## Stated problem:
Search the records for the word "tijd" and report each line that has it.

(Stored dataset items)
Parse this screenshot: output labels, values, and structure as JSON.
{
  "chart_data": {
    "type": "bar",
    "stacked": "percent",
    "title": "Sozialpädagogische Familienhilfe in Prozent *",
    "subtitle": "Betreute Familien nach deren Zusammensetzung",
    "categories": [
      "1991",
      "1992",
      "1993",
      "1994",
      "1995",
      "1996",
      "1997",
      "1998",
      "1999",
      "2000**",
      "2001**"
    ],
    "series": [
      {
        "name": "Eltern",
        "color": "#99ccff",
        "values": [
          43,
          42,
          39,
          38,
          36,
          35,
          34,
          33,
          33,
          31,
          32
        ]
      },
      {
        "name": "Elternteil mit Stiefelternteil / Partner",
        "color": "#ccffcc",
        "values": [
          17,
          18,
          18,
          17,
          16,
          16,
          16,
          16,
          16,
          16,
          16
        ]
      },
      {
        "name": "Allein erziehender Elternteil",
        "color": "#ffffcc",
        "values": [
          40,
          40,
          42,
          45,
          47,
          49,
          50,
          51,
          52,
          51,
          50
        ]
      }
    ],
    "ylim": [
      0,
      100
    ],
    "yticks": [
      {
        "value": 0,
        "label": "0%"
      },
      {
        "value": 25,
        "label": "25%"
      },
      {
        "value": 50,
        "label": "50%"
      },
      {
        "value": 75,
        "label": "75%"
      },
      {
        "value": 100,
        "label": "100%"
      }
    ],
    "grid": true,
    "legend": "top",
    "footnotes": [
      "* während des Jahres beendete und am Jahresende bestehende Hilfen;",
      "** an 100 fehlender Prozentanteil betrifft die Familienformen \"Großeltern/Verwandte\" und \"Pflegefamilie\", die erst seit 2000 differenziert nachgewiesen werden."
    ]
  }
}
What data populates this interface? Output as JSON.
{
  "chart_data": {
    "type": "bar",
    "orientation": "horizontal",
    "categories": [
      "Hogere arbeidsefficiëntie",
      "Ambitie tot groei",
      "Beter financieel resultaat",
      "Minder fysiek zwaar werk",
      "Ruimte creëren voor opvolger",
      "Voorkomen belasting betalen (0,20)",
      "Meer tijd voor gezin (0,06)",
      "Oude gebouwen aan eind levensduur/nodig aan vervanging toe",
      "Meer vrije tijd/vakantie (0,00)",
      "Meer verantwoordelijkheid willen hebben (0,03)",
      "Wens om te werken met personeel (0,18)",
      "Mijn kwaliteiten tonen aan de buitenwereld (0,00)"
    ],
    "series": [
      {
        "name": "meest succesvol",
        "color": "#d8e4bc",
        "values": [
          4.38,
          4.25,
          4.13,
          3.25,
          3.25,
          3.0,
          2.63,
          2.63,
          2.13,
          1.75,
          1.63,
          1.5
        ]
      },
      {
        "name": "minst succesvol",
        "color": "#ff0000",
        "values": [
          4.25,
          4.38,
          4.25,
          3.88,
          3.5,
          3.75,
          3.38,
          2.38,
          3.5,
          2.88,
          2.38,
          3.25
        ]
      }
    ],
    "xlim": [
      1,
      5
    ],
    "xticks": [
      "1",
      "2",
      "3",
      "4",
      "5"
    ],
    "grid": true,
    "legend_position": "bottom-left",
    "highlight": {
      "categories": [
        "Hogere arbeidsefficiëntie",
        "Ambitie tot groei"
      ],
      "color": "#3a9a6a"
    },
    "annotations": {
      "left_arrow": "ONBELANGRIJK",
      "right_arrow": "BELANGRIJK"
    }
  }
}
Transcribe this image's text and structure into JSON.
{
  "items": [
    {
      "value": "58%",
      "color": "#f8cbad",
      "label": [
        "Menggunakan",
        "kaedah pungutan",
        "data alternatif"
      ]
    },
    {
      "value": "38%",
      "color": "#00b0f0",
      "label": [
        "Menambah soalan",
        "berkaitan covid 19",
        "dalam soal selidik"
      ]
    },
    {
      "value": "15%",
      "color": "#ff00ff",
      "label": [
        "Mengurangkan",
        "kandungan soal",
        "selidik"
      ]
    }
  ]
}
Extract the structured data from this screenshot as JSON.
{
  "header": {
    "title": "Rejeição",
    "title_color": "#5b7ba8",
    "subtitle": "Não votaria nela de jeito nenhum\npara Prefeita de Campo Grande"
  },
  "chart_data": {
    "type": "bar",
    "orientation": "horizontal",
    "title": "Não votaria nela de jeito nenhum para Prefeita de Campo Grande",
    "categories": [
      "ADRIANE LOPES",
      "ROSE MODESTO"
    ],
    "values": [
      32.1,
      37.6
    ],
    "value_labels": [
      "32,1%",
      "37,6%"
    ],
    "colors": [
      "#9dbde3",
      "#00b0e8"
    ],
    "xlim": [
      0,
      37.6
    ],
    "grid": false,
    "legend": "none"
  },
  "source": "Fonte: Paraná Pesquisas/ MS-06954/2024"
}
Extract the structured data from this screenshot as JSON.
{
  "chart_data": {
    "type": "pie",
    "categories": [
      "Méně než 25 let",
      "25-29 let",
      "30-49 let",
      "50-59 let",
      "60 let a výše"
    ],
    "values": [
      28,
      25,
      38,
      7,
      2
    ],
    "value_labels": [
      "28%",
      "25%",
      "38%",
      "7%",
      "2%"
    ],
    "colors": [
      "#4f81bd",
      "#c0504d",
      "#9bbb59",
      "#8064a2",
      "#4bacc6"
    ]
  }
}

## Answer below:
      "Meer tijd voor gezin (0,06)",
      "Meer vrije tijd/vakantie (0,00)",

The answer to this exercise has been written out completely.